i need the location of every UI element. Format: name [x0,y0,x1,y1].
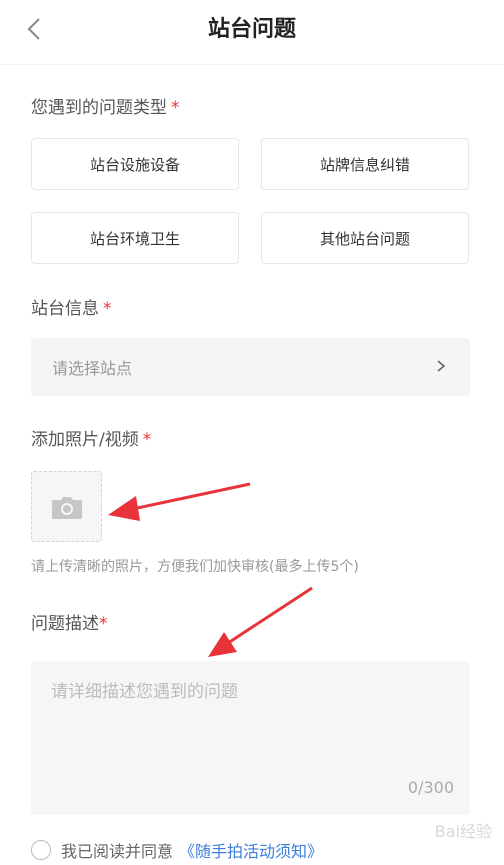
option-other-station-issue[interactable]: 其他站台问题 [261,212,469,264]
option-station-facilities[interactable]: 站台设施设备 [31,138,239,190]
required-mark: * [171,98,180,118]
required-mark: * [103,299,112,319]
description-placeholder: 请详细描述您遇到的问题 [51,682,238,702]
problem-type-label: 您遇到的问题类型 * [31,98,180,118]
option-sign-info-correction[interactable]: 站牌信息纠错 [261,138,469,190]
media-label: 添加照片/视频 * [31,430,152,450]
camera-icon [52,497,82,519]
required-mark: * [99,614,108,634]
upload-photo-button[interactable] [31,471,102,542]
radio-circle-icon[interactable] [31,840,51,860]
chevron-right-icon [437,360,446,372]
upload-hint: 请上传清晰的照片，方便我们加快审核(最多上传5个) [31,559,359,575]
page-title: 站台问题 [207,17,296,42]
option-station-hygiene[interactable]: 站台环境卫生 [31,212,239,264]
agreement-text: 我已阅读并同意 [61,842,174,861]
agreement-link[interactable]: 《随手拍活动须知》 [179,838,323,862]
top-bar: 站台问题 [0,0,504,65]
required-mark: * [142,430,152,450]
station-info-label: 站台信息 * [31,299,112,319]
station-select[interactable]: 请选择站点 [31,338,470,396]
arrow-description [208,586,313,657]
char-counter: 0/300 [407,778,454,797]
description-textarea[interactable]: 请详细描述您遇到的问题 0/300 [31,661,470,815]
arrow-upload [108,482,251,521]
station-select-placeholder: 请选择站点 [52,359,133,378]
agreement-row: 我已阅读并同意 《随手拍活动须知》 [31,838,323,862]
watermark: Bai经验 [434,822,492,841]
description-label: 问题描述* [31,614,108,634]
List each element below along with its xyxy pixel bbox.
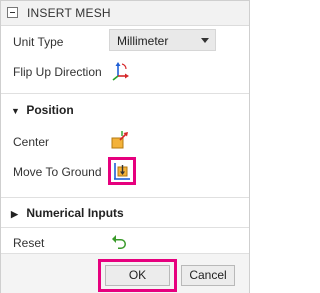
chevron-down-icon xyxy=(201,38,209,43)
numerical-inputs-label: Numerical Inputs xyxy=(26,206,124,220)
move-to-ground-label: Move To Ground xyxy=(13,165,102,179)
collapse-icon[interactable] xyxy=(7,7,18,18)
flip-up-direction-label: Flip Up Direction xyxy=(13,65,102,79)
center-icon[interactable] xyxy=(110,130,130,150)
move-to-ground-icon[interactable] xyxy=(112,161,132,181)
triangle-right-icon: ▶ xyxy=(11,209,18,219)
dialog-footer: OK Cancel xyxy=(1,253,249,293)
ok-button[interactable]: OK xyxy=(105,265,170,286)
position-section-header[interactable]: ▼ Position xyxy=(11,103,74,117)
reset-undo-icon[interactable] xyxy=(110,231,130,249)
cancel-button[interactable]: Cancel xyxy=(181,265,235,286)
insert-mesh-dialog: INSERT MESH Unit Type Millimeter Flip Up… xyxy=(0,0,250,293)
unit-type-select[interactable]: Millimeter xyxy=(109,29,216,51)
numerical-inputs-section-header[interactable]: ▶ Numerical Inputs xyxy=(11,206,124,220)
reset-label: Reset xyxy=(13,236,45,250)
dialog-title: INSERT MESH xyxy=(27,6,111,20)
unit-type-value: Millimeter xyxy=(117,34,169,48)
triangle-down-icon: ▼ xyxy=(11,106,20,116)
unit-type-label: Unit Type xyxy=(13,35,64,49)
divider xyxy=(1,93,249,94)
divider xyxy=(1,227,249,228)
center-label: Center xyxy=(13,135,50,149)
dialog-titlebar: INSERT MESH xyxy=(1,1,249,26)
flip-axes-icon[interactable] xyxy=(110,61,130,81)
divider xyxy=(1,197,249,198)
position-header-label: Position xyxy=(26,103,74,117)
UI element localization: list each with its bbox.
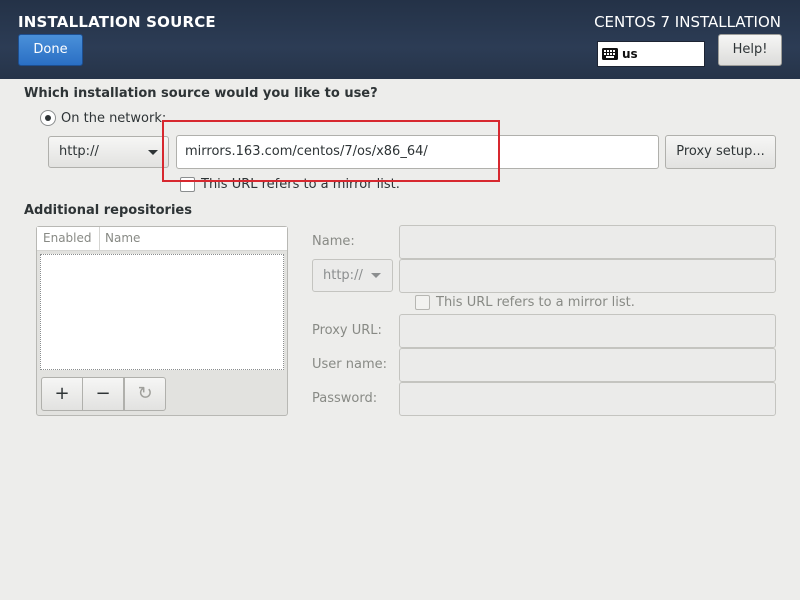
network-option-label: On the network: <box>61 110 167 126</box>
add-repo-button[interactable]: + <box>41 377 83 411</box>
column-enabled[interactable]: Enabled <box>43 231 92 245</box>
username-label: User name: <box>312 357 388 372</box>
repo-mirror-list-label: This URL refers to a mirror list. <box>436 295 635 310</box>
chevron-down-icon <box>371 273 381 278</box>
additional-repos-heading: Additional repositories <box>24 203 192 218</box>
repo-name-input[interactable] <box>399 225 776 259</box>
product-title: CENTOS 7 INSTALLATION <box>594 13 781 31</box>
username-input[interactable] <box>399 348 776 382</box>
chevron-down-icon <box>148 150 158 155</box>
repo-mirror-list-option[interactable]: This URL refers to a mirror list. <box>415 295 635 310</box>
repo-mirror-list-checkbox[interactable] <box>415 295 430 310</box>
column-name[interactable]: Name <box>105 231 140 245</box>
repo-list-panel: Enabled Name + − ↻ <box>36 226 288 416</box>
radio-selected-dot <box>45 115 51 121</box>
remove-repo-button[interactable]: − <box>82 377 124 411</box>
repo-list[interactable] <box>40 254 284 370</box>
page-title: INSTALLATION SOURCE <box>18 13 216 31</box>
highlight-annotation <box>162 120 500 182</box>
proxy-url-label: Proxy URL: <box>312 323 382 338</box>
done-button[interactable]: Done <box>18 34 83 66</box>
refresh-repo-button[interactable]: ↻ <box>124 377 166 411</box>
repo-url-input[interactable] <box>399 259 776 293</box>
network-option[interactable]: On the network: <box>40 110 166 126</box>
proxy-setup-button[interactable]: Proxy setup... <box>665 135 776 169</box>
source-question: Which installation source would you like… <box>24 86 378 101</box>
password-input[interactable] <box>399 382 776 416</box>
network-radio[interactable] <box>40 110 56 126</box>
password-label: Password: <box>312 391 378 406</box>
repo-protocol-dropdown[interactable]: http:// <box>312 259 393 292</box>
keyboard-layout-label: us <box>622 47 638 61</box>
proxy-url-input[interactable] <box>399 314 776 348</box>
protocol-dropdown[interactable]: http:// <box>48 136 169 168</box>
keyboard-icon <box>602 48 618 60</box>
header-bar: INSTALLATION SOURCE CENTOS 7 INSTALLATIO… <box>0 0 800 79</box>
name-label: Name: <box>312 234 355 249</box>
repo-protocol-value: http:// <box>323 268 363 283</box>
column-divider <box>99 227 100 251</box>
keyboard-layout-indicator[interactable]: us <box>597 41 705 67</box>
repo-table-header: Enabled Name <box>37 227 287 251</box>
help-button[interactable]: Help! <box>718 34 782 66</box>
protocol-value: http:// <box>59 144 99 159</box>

## YOUR TASK
Can you turn all the rows above into a Markdown table with the columns "No." and "Entry", skipping blank lines and leaving out the pictures?

## RESPONSE
| No. | Entry |
|---|---|
| 1 | i need the location of every UI element. Format: name [x0,y0,x1,y1]. |
| 2 | option-other-station-issue[interactable]: 其他站台问题 [261,212,469,264] |
| 3 | option-station-facilities[interactable]: 站台设施设备 [31,138,239,190] |
| 4 | required-mark: * [171,98,180,118] |
| 5 | required-mark: * [103,299,112,319] |
| 6 | description-placeholder: 请详细描述您遇到的问题 [51,682,238,702] |
| 7 | problem-type-label: 您遇到的问题类型 * [31,98,180,118] |
| 8 | option-sign-info-correction[interactable]: 站牌信息纠错 [261,138,469,190] |
| 9 | media-label: 添加照片/视频 * [31,430,152,450] |
| 10 | camera-icon [52,497,82,519] |
| 11 | required-mark: * [99,614,108,634] |
| 12 | upload-photo-button[interactable] [31,471,102,542] |
| 13 | radio-circle-icon[interactable] [31,840,51,860] |
| 14 | chevron-right-icon [437,360,446,372] |
| 15 | upload-hint: 请上传清晰的照片，方便我们加快审核(最多上传5个) [31,559,359,575] |
| 16 | page-title: 站台问题 [207,17,296,42] |
| 17 | option-station-hygiene[interactable]: 站台环境卫生 [31,212,239,264] |
| 18 | agreement-text: 我已阅读并同意 [61,842,174,861] |
| 19 | agreement-link[interactable]: 《随手拍活动须知》 [179,838,323,862] |
| 20 | top-bar: 站台问题 [0,0,504,65] |
| 21 | required-mark: * [142,430,152,450] |
| 22 | station-info-label: 站台信息 * [31,299,112,319] |
| 23 | station-select[interactable]: 请选择站点 [31,338,470,396] |
| 24 | arrow-description [208,586,313,657] |
| 25 | char-counter: 0/300 [407,778,454,797] |
| 26 | description-textarea[interactable]: 请详细描述您遇到的问题 0/300 [31,661,470,815] |
| 27 | arrow-upload [108,482,251,521] |
| 28 | station-select-placeholder: 请选择站点 [52,359,133,378] |
| 29 | agreement-row: 我已阅读并同意 《随手拍活动须知》 [31,838,323,862] |
| 30 | watermark: Bai经验 [434,822,492,841] |
| 31 | description-label: 问题描述* [31,614,108,634] |
| 32 | List each element below along with its xyxy pixel bbox. |
| 33 | chevron-down-icon xyxy=(201,38,209,43) |
| 34 | numerical-inputs-label: Numerical Inputs xyxy=(26,206,124,220) |
| 35 | move-to-ground-label: Move To Ground xyxy=(13,165,102,179) |
| 36 | collapse-icon[interactable] xyxy=(7,7,18,18) |
| 37 | flip-up-direction-label: Flip Up Direction xyxy=(13,65,102,79) |
| 38 | center-icon[interactable] xyxy=(110,130,130,150) |
| 39 | move-to-ground-icon[interactable] xyxy=(112,161,132,181) |
| 40 | triangle-right-icon: ▶ xyxy=(11,209,18,219) |
| 41 | dialog-footer: OK Cancel xyxy=(1,253,249,293) |
| 42 | ok-button[interactable]: OK xyxy=(105,265,170,286) |
| 43 | position-section-header[interactable]: ▼ Position xyxy=(11,103,74,117) |
| 44 | reset-undo-icon[interactable] xyxy=(110,231,130,249) |
| 45 | cancel-button[interactable]: Cancel xyxy=(181,265,235,286) |
| 46 | insert-mesh-dialog: INSERT MESH Unit Type Millimeter Flip Up… xyxy=(0,0,250,293) |
| 47 | unit-type-select[interactable]: Millimeter xyxy=(109,29,216,51) |
| 48 | numerical-inputs-section-header[interactable]: ▶ Numerical Inputs xyxy=(11,206,124,220) |
| 49 | reset-label: Reset xyxy=(13,236,45,250) |
| 50 | dialog-title: INSERT MESH xyxy=(27,6,111,20) |
| 51 | unit-type-value: Millimeter xyxy=(117,34,169,48) |
| 52 | triangle-down-icon: ▼ xyxy=(11,106,20,116) |
| 53 | unit-type-label: Unit Type xyxy=(13,35,64,49) |
| 54 | divider xyxy=(1,93,249,94) |
| 55 | divider xyxy=(1,227,249,228) |
| 56 | center-label: Center xyxy=(13,135,50,149) |
| 57 | dialog-titlebar: INSERT MESH xyxy=(1,1,249,26) |
| 58 | flip-axes-icon[interactable] xyxy=(110,61,130,81) |
| 59 | divider xyxy=(1,197,249,198) |
| 60 | position-header-label: Position xyxy=(26,103,74,117) |
| 61 | UI element localization: list each with its bbox. |
| 62 | network-option-label: On the network: <box>61 110 167 126</box> |
| 63 | add-repo-button[interactable]: + <box>41 377 83 411</box> |
| 64 | column-enabled[interactable]: Enabled <box>43 231 92 245</box> |
| 65 | username-label: User name: <box>312 357 388 372</box> |
| 66 | repo-mirror-list-label: This URL refers to a mirror list. <box>436 295 635 310</box> |
| 67 | chevron-down-icon <box>371 273 381 278</box> |
| 68 | additional-repos-heading: Additional repositories <box>24 203 192 218</box> |
| 69 | repo-name-input[interactable] <box>399 225 776 259</box> |
| 70 | product-title: CENTOS 7 INSTALLATION <box>594 13 781 31</box> |
| 71 | username-input[interactable] <box>399 348 776 382</box> |
| 72 | chevron-down-icon <box>148 150 158 155</box> |
| 73 | repo-mirror-list-option[interactable]: This URL refers to a mirror list. <box>415 295 635 310</box> |
| 74 | repo-mirror-list-checkbox[interactable] <box>415 295 430 310</box> |
| 75 | column-name[interactable]: Name <box>105 231 140 245</box> |
| 76 | repo-list-panel: Enabled Name + − ↻ <box>36 226 288 416</box> |
| 77 | radio-selected-dot <box>45 115 51 121</box> |
| 78 | remove-repo-button[interactable]: − <box>82 377 124 411</box> |
| 79 | repo-list[interactable] <box>40 254 284 370</box> |
| 80 | page-title: INSTALLATION SOURCE <box>18 13 216 31</box> |
| 81 | highlight-annotation <box>162 120 500 182</box> |
| 82 | proxy-url-label: Proxy URL: <box>312 323 382 338</box> |
| 83 | done-button[interactable]: Done <box>18 34 83 66</box> |
| 84 | refresh-repo-button[interactable]: ↻ <box>124 377 166 411</box> |
| 85 | repo-url-input[interactable] <box>399 259 776 293</box> |
| 86 | network-option[interactable]: On the network: <box>40 110 166 126</box> |
| 87 | proxy-setup-button[interactable]: Proxy setup... <box>665 135 776 169</box> |
| 88 | source-question: Which installation source would you like… <box>24 86 378 101</box> |
| 89 | password-input[interactable] <box>399 382 776 416</box> |
| 90 | network-radio[interactable] <box>40 110 56 126</box> |
| 91 | password-label: Password: <box>312 391 378 406</box> |
| 92 | repo-protocol-dropdown[interactable]: http:// <box>312 259 393 292</box> |
| 93 | keyboard-layout-label: us <box>622 47 638 61</box> |
| 94 | proxy-url-input[interactable] <box>399 314 776 348</box> |
| 95 | protocol-dropdown[interactable]: http:// <box>48 136 169 168</box> |
| 96 | keyboard-icon <box>602 48 618 60</box> |
| 97 | header-bar: INSTALLATION SOURCE CENTOS 7 INSTALLATIO… <box>0 0 800 79</box> |
| 98 | name-label: Name: <box>312 234 355 249</box> |
| 99 | repo-protocol-value: http:// <box>323 268 363 283</box> |
| 100 | column-divider <box>99 227 100 251</box> |
| 101 | keyboard-layout-indicator[interactable]: us <box>597 41 705 67</box> |
| 102 | repo-table-header: Enabled Name <box>37 227 287 251</box> |
| 103 | help-button[interactable]: Help! <box>718 34 782 66</box> |
| 104 | protocol-value: http:// <box>59 144 99 159</box> |